■ **Data to process**
++++++++++
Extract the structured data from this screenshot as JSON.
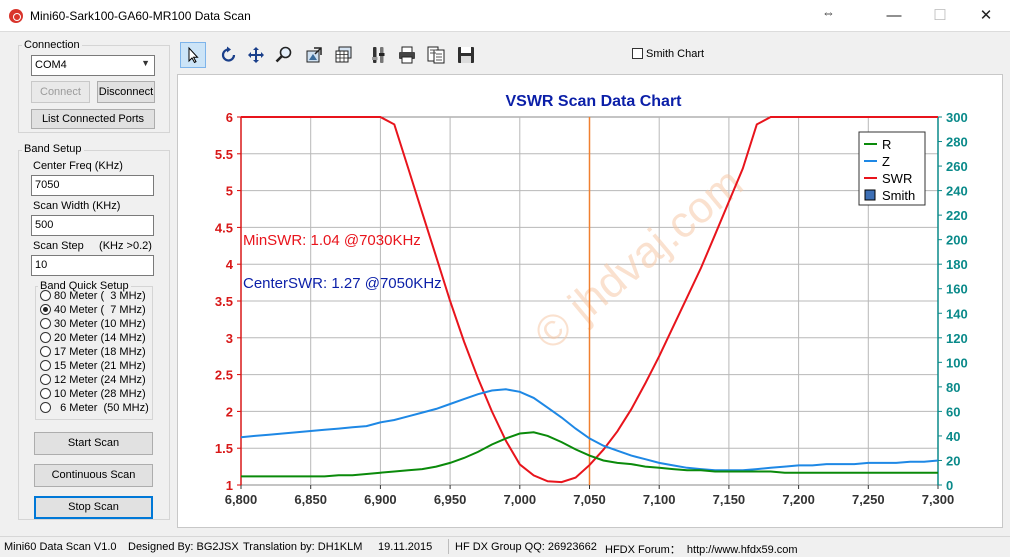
{
  "window": {
    "title": "Mini60-Sark100-GA60-MR100 Data Scan",
    "minimize": "—",
    "maximize": "☐",
    "close": "✕",
    "resize_glyph": "⇔"
  },
  "connection": {
    "group_label": "Connection",
    "port_value": "COM4",
    "connect_label": "Connect",
    "disconnect_label": "Disconnect",
    "list_ports_label": "List Connected Ports"
  },
  "band_setup": {
    "group_label": "Band Setup",
    "center_freq_label": "Center Freq  (KHz)",
    "center_freq_value": "7050",
    "scan_width_label": "Scan Width   (KHz)",
    "scan_width_value": "500",
    "scan_step_label": "Scan Step     (KHz >0.2)",
    "scan_step_value": "10",
    "quick_setup_label": "Band Quick Setup",
    "bands": [
      {
        "label": "80 Meter (  3 MHz)",
        "selected": false
      },
      {
        "label": "40 Meter (  7 MHz)",
        "selected": true
      },
      {
        "label": "30 Meter (10 MHz)",
        "selected": false
      },
      {
        "label": "20 Meter (14 MHz)",
        "selected": false
      },
      {
        "label": "17 Meter (18 MHz)",
        "selected": false
      },
      {
        "label": "15 Meter (21 MHz)",
        "selected": false
      },
      {
        "label": "12 Meter (24 MHz)",
        "selected": false
      },
      {
        "label": "10 Meter (28 MHz)",
        "selected": false
      },
      {
        "label": "  6 Meter  (50 MHz)",
        "selected": false
      }
    ],
    "start_scan_label": "Start Scan",
    "continuous_scan_label": "Continuous Scan",
    "stop_scan_label": "Stop Scan"
  },
  "toolbar": {
    "tools": [
      "pointer-icon",
      "rotate-icon",
      "pan-icon",
      "zoom-icon",
      "export-image-icon",
      "data-grid-icon",
      "settings-tools-icon",
      "print-icon",
      "print-preview-icon",
      "save-icon"
    ],
    "smith_chart_label": "Smith Chart"
  },
  "status": {
    "version": "Mini60 Data Scan V1.0",
    "designed_by": "Designed By: BG2JSX",
    "translation": "Translation by: DH1KLM",
    "date": "19.11.2015",
    "group": "HF DX Group QQ: 26923662",
    "forum": "HFDX Forum：  http://www.hfdx59.com"
  },
  "chart_data": {
    "type": "line",
    "title": "VSWR Scan Data Chart",
    "watermark": "© jhdvaj.com",
    "x_ticks": [
      "6,800",
      "6,850",
      "6,900",
      "6,950",
      "7,000",
      "7,050",
      "7,100",
      "7,150",
      "7,200",
      "7,250",
      "7,300"
    ],
    "xlim": [
      6800,
      7300
    ],
    "y_left_ticks": [
      "1",
      "1.5",
      "2",
      "2.5",
      "3",
      "3.5",
      "4",
      "4.5",
      "5",
      "5.5",
      "6"
    ],
    "ylim_left": [
      1,
      6
    ],
    "y_right_ticks": [
      "0",
      "20",
      "40",
      "60",
      "80",
      "100",
      "120",
      "140",
      "160",
      "180",
      "200",
      "220",
      "240",
      "260",
      "280",
      "300"
    ],
    "ylim_right": [
      0,
      300
    ],
    "center_marker_x": 7050,
    "annotations": [
      "MinSWR: 1.04 @7030KHz",
      "CenterSWR: 1.27 @7050KHz"
    ],
    "legend": [
      "R",
      "Z",
      "SWR",
      "Smith"
    ],
    "legend_position": "top-right",
    "grid": true,
    "colors": {
      "R": "#0a8a0a",
      "Z": "#1e88e5",
      "SWR": "#e8141c",
      "center": "#f08030",
      "right_axis": "#0a8a8a",
      "title": "#0b1fa8"
    },
    "x": [
      6800,
      6810,
      6820,
      6830,
      6840,
      6850,
      6860,
      6870,
      6880,
      6890,
      6900,
      6910,
      6920,
      6930,
      6940,
      6950,
      6960,
      6970,
      6980,
      6990,
      7000,
      7010,
      7020,
      7030,
      7040,
      7050,
      7060,
      7070,
      7080,
      7090,
      7100,
      7110,
      7120,
      7130,
      7140,
      7150,
      7160,
      7170,
      7180,
      7190,
      7200,
      7210,
      7220,
      7230,
      7240,
      7250,
      7260,
      7270,
      7280,
      7290,
      7300
    ],
    "series": [
      {
        "name": "SWR",
        "axis": "left",
        "values": [
          6,
          6,
          6,
          6,
          6,
          6,
          6,
          6,
          6,
          6,
          6,
          5.9,
          5.3,
          4.7,
          4.1,
          3.5,
          2.95,
          2.45,
          2.0,
          1.6,
          1.28,
          1.13,
          1.05,
          1.04,
          1.1,
          1.27,
          1.48,
          1.73,
          2.03,
          2.38,
          2.75,
          3.15,
          3.55,
          3.95,
          4.4,
          4.85,
          5.3,
          5.9,
          6,
          6,
          6,
          6,
          6,
          6,
          6,
          6,
          6,
          6,
          6,
          6,
          6
        ]
      },
      {
        "name": "Z",
        "axis": "right",
        "values": [
          39,
          40,
          41,
          42,
          43,
          44,
          45,
          46,
          47,
          48,
          51,
          53,
          56,
          59,
          62,
          66,
          70,
          74,
          77,
          78,
          76,
          71,
          63,
          55,
          46,
          38,
          32,
          28,
          24,
          21,
          18,
          16,
          14,
          13,
          12,
          12,
          12,
          13,
          14,
          15,
          16,
          16,
          17,
          17,
          17,
          18,
          18,
          18,
          19,
          19,
          20
        ]
      },
      {
        "name": "R",
        "axis": "right",
        "values": [
          7,
          7,
          7,
          7,
          7,
          7,
          7,
          8,
          8,
          9,
          10,
          11,
          12,
          13,
          15,
          18,
          22,
          27,
          33,
          38,
          42,
          43,
          40,
          35,
          29,
          24,
          20,
          18,
          17,
          15,
          14,
          13,
          12,
          12,
          11,
          11,
          11,
          11,
          11,
          10,
          10,
          10,
          10,
          10,
          10,
          10,
          10,
          10,
          10,
          10,
          10
        ]
      }
    ]
  }
}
++++++++++
Gather all lines with the string "Meter" from the data.

        "label": "80 Meter (  3 MHz)",
        "label": "40 Meter (  7 MHz)",
        "label": "30 Meter (10 MHz)",
        "label": "20 Meter (14 MHz)",
        "label": "17 Meter (18 MHz)",
        "label": "15 Meter (21 MHz)",
        "label": "12 Meter (24 MHz)",
        "label": "10 Meter (28 MHz)",
        "label": "  6 Meter  (50 MHz)",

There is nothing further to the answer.